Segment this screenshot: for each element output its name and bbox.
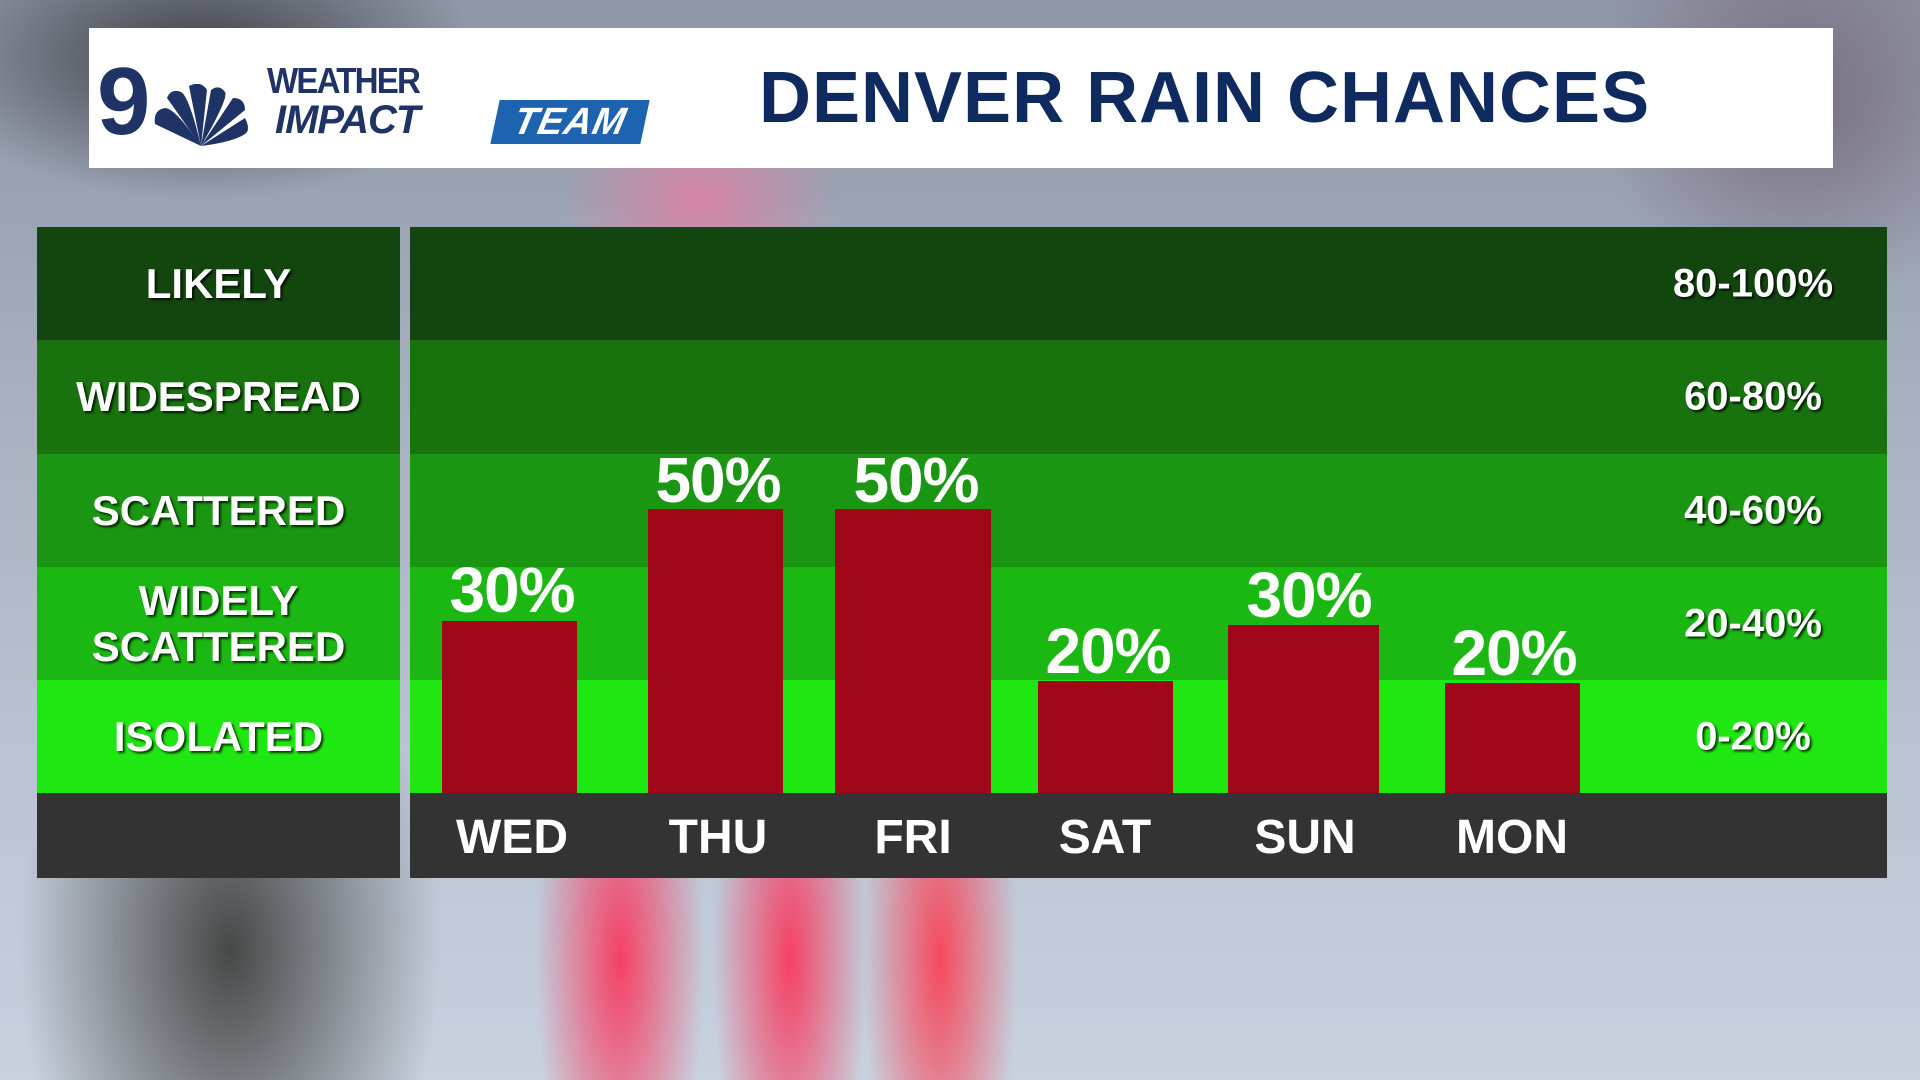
category-label: LIKELY bbox=[145, 259, 292, 307]
bar-value-label: 20% bbox=[1045, 615, 1171, 687]
category-label: WIDELY SCATTERED bbox=[91, 576, 346, 670]
bar-fri bbox=[835, 509, 991, 793]
logo-team-text: TEAM bbox=[509, 101, 631, 143]
range-label: 60-80% bbox=[1684, 374, 1822, 419]
header-banner: 9 WEATHER IMPACT TEAM DENVER RAIN CHANCE… bbox=[89, 28, 1833, 168]
logo-impact-text: IMPACT bbox=[275, 98, 420, 142]
category-label: WIDESPREAD bbox=[76, 373, 361, 420]
category-band-widely-scattered: WIDELY SCATTERED bbox=[37, 567, 400, 680]
category-label: ISOLATED bbox=[113, 712, 324, 760]
bar-value-label: 30% bbox=[449, 554, 575, 626]
peacock-icon bbox=[154, 84, 248, 146]
day-axis bbox=[410, 793, 1887, 878]
range-label: 0-20% bbox=[1695, 714, 1811, 758]
channel-number: 9 bbox=[97, 48, 150, 155]
chart-band-40-60: 40-60% bbox=[410, 454, 1887, 567]
logo-weather-text: WEATHER bbox=[267, 60, 421, 101]
category-band-likely: LIKELY bbox=[37, 227, 400, 340]
day-label: SAT bbox=[1058, 811, 1152, 864]
category-band-isolated: ISOLATED bbox=[37, 680, 400, 793]
bar-thu bbox=[648, 509, 783, 793]
day-label: THU bbox=[668, 811, 768, 864]
bar-wed bbox=[442, 621, 577, 793]
category-band-widespread: WIDESPREAD bbox=[37, 340, 400, 454]
chart-band-60-80: 60-80% bbox=[410, 340, 1887, 454]
page-title: DENVER RAIN CHANCES bbox=[759, 58, 1651, 138]
category-band-scattered: SCATTERED bbox=[37, 454, 400, 567]
day-label: WED bbox=[456, 811, 568, 864]
logo-team-badge: TEAM bbox=[490, 100, 650, 144]
bar-mon bbox=[1445, 683, 1580, 793]
bar-value-label: 50% bbox=[853, 444, 979, 516]
range-label: 40-60% bbox=[1684, 488, 1822, 532]
legend-footer bbox=[37, 793, 400, 878]
bar-value-label: 20% bbox=[1451, 617, 1577, 689]
category-legend-panel: LIKELY WIDESPREAD SCATTERED WIDELY SCATT… bbox=[37, 227, 400, 878]
station-logo: 9 WEATHER IMPACT TEAM bbox=[97, 48, 657, 158]
bar-value-label: 50% bbox=[655, 444, 781, 516]
category-label: SCATTERED bbox=[91, 486, 346, 534]
day-label: FRI bbox=[874, 811, 952, 864]
bar-sat bbox=[1038, 681, 1173, 793]
rain-chance-chart: 80-100% 60-80% 40-60% 20-40% 0-20% 30% W… bbox=[410, 227, 1887, 878]
range-label: 80-100% bbox=[1672, 261, 1834, 305]
day-label: SUN bbox=[1254, 811, 1356, 864]
day-label: MON bbox=[1456, 811, 1568, 864]
range-label: 20-40% bbox=[1684, 601, 1822, 645]
chart-band-80-100: 80-100% bbox=[410, 227, 1887, 340]
bar-sun bbox=[1228, 625, 1379, 793]
bar-value-label: 30% bbox=[1246, 559, 1372, 631]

- [Your goal]: Could you arrange every line of the records above as a Markdown table with two columns, No. for the row number and Entry for the line, skipping any blank lines? Leave the pictures out of the answer.

- [Task result]:
| No. | Entry |
|---|---|
| 1 | Segment this screenshot: for each element output its name and bbox. |
| 2 | category-label: LIKELY bbox=[145, 259, 292, 307] |
| 3 | bar-value-label: 20% bbox=[1045, 615, 1171, 687] |
| 4 | category-label: WIDELY SCATTERED bbox=[91, 576, 346, 670] |
| 5 | bar-fri bbox=[835, 509, 991, 793] |
| 6 | logo-team-text: TEAM bbox=[509, 101, 631, 143] |
| 7 | range-label: 60-80% bbox=[1684, 374, 1822, 419] |
| 8 | header-banner: 9 WEATHER IMPACT TEAM DENVER RAIN CHANCE… bbox=[89, 28, 1833, 168] |
| 9 | logo-impact-text: IMPACT bbox=[275, 98, 420, 142] |
| 10 | category-label: WIDESPREAD bbox=[76, 373, 361, 420] |
| 11 | category-band-widely-scattered: WIDELY SCATTERED bbox=[37, 567, 400, 680] |
| 12 | category-label: ISOLATED bbox=[113, 712, 324, 760] |
| 13 | bar-value-label: 30% bbox=[449, 554, 575, 626] |
| 14 | peacock-icon bbox=[154, 84, 248, 146] |
| 15 | day-axis bbox=[410, 793, 1887, 878] |
| 16 | range-label: 0-20% bbox=[1695, 714, 1811, 758] |
| 17 | channel-number: 9 bbox=[97, 48, 150, 155] |
| 18 | chart-band-40-60: 40-60% bbox=[410, 454, 1887, 567] |
| 19 | logo-weather-text: WEATHER bbox=[267, 60, 421, 101] |
| 20 | category-band-likely: LIKELY bbox=[37, 227, 400, 340] |
| 21 | day-label: SAT bbox=[1058, 811, 1152, 864] |
| 22 | category-band-isolated: ISOLATED bbox=[37, 680, 400, 793] |
| 23 | bar-thu bbox=[648, 509, 783, 793] |
| 24 | day-label: THU bbox=[668, 811, 768, 864] |
| 25 | bar-wed bbox=[442, 621, 577, 793] |
| 26 | category-band-widespread: WIDESPREAD bbox=[37, 340, 400, 454] |
| 27 | chart-band-60-80: 60-80% bbox=[410, 340, 1887, 454] |
| 28 | page-title: DENVER RAIN CHANCES bbox=[759, 58, 1651, 138] |
| 29 | category-band-scattered: SCATTERED bbox=[37, 454, 400, 567] |
| 30 | day-label: WED bbox=[456, 811, 568, 864] |
| 31 | logo-team-badge: TEAM bbox=[490, 100, 650, 144] |
| 32 | bar-mon bbox=[1445, 683, 1580, 793] |
| 33 | bar-value-label: 50% bbox=[853, 444, 979, 516] |
| 34 | range-label: 40-60% bbox=[1684, 488, 1822, 532] |
| 35 | legend-footer bbox=[37, 793, 400, 878] |
| 36 | bar-value-label: 20% bbox=[1451, 617, 1577, 689] |
| 37 | category-legend-panel: LIKELY WIDESPREAD SCATTERED WIDELY SCATT… bbox=[37, 227, 400, 878] |
| 38 | station-logo: 9 WEATHER IMPACT TEAM bbox=[97, 48, 657, 158] |
| 39 | bar-value-label: 50% bbox=[655, 444, 781, 516] |
| 40 | category-label: SCATTERED bbox=[91, 486, 346, 534] |
| 41 | day-label: FRI bbox=[874, 811, 952, 864] |
| 42 | bar-sat bbox=[1038, 681, 1173, 793] |
| 43 | rain-chance-chart: 80-100% 60-80% 40-60% 20-40% 0-20% 30% W… bbox=[410, 227, 1887, 878] |
| 44 | range-label: 80-100% bbox=[1672, 261, 1834, 305] |
| 45 | day-label: SUN bbox=[1254, 811, 1356, 864] |
| 46 | day-label: MON bbox=[1456, 811, 1568, 864] |
| 47 | range-label: 20-40% bbox=[1684, 601, 1822, 645] |
| 48 | chart-band-80-100: 80-100% bbox=[410, 227, 1887, 340] |
| 49 | bar-sun bbox=[1228, 625, 1379, 793] |
| 50 | bar-value-label: 30% bbox=[1246, 559, 1372, 631] |